- WORK TO COMPLETE: Select each line where the word "equation" appears.

Start INFORMATION GIVEN

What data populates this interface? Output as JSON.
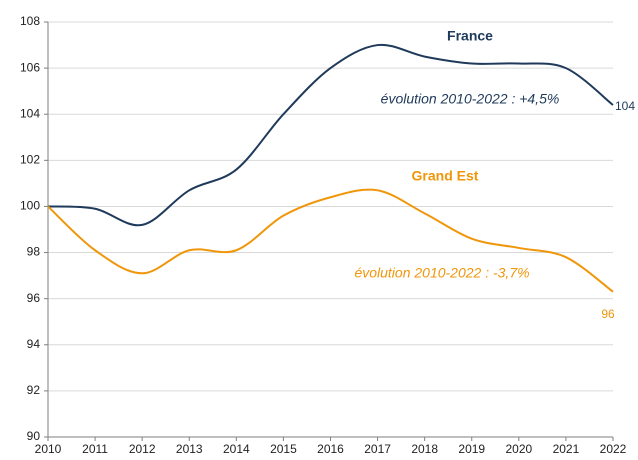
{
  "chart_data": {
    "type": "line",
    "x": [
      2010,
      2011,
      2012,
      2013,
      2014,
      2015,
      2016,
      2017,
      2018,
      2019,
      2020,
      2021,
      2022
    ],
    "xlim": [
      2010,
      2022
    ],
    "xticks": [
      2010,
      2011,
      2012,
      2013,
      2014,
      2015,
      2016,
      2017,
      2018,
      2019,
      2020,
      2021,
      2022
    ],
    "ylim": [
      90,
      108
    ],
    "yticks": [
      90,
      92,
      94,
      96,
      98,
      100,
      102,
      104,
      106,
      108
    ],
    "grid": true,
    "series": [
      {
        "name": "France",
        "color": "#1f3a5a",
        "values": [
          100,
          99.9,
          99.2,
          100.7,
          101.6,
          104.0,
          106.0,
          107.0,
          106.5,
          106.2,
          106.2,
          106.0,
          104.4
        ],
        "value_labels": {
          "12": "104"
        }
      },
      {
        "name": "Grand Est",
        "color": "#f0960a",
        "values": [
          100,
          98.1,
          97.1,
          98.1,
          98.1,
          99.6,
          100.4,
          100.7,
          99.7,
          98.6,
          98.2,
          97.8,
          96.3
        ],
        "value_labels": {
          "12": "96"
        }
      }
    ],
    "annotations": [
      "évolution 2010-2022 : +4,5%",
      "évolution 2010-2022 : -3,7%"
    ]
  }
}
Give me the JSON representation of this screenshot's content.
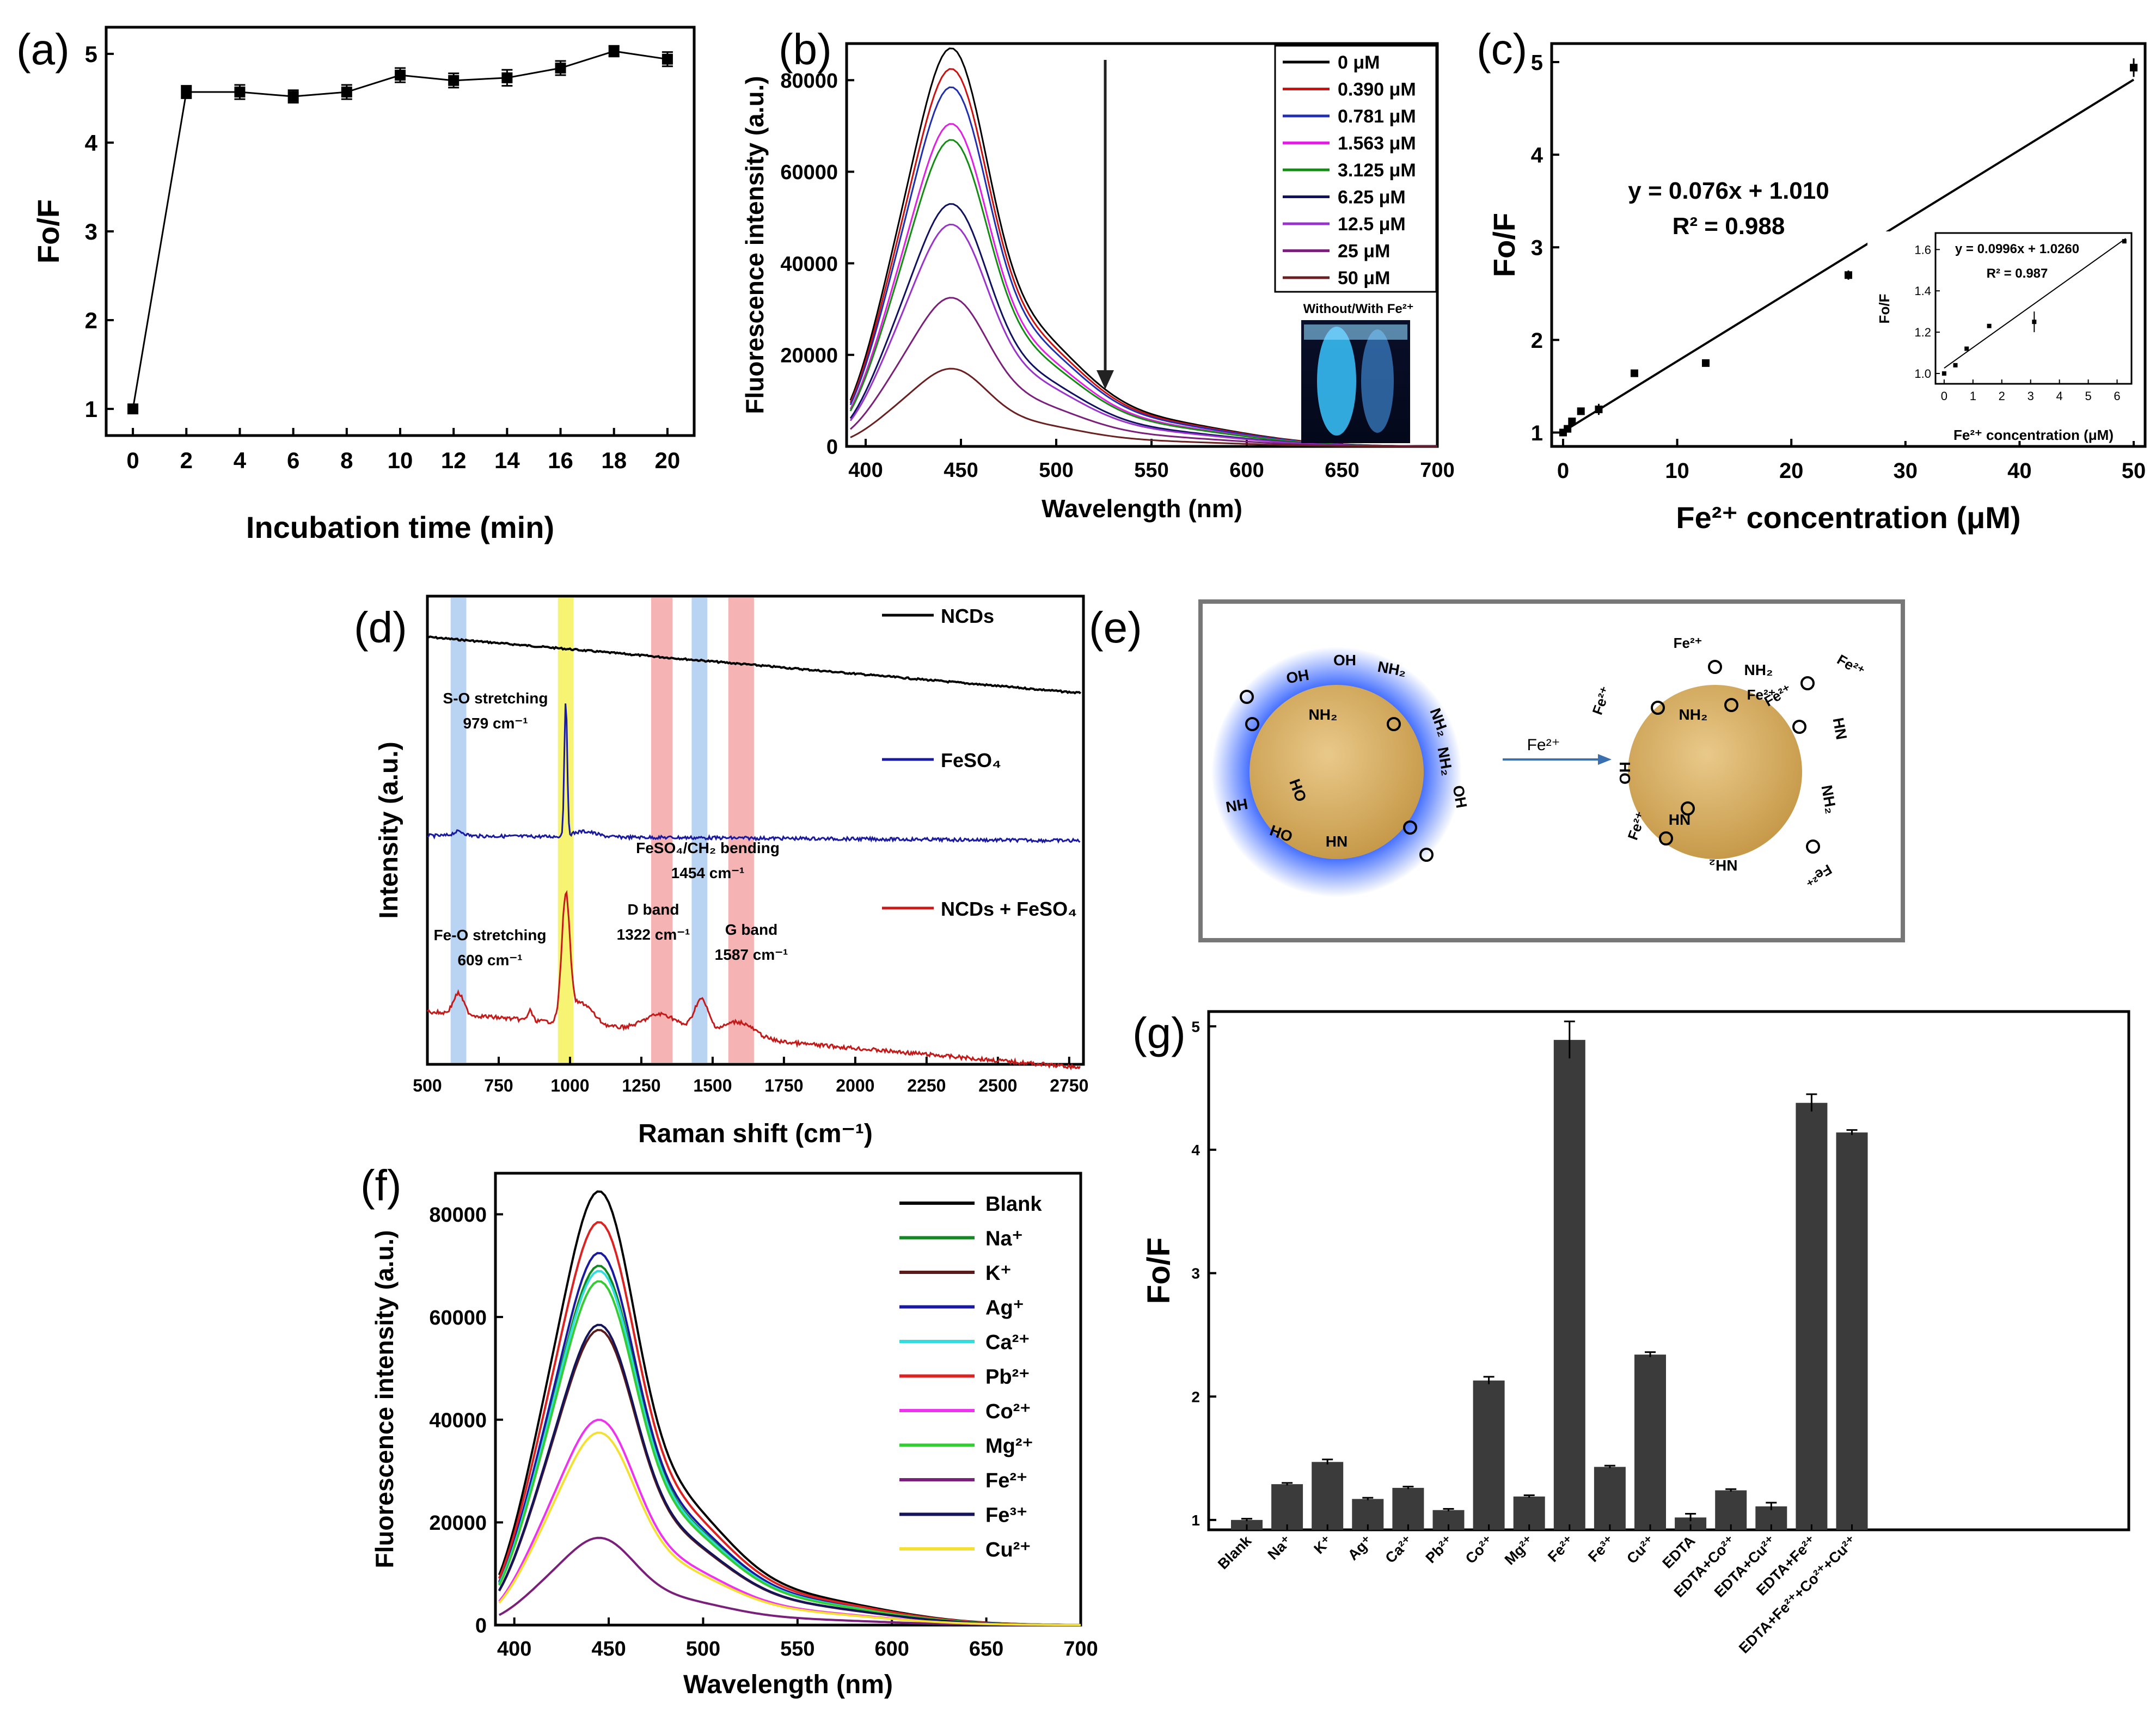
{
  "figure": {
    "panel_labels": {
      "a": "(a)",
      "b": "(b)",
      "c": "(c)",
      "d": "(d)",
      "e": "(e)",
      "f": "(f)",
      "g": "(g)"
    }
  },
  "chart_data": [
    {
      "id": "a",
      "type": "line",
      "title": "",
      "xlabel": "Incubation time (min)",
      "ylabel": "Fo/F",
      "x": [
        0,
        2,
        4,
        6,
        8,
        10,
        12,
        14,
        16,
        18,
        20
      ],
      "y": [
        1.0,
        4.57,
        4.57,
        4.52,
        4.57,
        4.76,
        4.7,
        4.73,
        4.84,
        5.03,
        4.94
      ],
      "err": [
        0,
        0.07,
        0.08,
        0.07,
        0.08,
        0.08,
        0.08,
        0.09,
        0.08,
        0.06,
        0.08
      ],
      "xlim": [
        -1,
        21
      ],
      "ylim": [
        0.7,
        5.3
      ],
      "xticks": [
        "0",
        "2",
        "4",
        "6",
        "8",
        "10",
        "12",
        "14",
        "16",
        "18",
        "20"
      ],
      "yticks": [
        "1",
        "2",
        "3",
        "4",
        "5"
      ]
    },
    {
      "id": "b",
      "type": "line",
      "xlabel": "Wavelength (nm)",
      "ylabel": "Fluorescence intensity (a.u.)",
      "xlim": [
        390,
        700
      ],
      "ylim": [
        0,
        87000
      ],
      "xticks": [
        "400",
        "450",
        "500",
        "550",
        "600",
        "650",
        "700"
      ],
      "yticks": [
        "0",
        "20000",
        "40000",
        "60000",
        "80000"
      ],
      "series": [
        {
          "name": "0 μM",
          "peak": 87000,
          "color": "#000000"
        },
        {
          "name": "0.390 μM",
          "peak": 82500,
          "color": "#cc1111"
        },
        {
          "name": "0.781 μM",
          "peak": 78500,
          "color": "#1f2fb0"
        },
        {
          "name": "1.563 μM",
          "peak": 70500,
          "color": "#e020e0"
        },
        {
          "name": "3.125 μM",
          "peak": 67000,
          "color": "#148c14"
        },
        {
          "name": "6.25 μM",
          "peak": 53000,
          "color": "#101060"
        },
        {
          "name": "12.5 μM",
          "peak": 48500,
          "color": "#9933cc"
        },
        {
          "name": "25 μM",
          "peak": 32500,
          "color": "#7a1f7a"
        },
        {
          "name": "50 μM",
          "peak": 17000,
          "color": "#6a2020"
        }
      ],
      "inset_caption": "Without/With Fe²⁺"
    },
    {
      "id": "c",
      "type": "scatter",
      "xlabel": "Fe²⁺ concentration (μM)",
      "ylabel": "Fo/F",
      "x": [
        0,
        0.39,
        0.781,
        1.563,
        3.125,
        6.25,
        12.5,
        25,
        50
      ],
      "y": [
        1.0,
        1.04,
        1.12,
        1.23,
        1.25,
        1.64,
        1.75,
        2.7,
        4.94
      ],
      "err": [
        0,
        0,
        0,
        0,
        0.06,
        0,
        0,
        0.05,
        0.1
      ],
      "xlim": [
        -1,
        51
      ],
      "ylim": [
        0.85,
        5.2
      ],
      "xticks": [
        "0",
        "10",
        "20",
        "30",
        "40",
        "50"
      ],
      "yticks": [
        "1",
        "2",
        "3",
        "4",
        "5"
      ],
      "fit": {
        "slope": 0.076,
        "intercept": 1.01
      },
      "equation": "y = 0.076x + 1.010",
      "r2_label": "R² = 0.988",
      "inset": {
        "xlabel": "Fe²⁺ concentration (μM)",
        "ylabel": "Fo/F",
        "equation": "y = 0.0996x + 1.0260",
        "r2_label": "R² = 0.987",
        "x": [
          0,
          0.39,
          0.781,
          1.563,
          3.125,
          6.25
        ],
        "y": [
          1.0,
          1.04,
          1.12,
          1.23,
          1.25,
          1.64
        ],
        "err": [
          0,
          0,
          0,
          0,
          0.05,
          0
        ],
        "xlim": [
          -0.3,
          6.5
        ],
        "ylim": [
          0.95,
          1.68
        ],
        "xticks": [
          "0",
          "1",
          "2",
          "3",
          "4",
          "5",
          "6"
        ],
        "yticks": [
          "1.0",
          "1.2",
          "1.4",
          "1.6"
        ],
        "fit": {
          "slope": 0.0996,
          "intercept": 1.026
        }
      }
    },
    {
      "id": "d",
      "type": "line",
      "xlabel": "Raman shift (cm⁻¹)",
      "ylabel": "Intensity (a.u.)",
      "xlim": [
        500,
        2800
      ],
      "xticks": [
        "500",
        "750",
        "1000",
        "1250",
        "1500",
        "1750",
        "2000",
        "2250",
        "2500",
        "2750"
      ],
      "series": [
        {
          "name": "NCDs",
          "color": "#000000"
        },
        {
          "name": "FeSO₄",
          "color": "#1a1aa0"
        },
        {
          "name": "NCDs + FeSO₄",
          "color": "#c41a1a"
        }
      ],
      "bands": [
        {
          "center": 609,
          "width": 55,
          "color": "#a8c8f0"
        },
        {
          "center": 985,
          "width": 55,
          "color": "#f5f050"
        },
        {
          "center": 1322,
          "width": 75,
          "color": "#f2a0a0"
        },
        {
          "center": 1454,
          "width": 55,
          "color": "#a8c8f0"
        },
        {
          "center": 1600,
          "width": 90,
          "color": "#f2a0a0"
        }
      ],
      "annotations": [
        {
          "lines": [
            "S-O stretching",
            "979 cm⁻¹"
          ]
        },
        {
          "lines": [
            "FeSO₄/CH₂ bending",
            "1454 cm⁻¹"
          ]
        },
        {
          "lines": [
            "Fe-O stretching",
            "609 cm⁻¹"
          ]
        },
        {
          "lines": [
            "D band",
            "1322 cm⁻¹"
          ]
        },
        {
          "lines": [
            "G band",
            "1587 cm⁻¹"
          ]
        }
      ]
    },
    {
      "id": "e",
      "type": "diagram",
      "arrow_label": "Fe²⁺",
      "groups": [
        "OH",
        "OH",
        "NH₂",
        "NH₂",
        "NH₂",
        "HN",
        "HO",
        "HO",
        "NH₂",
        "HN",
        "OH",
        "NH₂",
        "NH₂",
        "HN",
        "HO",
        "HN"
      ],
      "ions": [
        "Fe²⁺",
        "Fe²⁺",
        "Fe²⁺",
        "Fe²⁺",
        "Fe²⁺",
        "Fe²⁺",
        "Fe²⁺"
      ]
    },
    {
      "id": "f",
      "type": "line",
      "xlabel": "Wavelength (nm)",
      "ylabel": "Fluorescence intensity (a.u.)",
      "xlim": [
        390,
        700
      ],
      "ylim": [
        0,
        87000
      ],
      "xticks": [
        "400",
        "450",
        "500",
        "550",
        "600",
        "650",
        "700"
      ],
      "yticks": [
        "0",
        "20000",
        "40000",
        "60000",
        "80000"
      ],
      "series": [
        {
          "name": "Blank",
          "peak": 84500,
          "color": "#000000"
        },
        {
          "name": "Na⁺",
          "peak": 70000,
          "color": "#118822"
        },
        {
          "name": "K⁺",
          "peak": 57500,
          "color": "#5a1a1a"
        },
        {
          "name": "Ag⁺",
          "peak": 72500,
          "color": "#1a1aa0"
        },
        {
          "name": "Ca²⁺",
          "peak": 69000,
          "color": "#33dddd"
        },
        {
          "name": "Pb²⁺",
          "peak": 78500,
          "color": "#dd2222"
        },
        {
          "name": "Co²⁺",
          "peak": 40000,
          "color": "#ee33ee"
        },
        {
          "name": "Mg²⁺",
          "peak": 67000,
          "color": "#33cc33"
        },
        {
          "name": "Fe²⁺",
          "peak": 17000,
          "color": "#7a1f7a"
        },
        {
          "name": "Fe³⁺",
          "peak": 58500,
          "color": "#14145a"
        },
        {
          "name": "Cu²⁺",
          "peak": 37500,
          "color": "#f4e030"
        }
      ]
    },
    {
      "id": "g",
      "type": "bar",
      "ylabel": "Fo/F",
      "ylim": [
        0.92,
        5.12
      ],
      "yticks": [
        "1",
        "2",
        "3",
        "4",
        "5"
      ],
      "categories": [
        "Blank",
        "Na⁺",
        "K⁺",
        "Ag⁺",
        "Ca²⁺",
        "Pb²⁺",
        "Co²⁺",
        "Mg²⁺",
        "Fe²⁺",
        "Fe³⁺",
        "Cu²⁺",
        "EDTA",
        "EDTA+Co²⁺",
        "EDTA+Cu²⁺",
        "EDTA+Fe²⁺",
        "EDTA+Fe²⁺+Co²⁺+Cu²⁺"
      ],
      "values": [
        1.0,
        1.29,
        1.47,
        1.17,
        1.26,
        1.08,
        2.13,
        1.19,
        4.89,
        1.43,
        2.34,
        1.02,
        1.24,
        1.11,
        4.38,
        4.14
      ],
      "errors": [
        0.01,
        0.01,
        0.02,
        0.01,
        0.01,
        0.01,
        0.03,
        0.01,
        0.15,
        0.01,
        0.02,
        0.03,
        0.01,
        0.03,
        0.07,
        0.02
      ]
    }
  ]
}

End INFORMATION GIVEN

- RESPONSE TO THIS EXERCISE:
      "equation": "y = 0.076x + 1.010",
        "equation": "y = 0.0996x + 1.0260",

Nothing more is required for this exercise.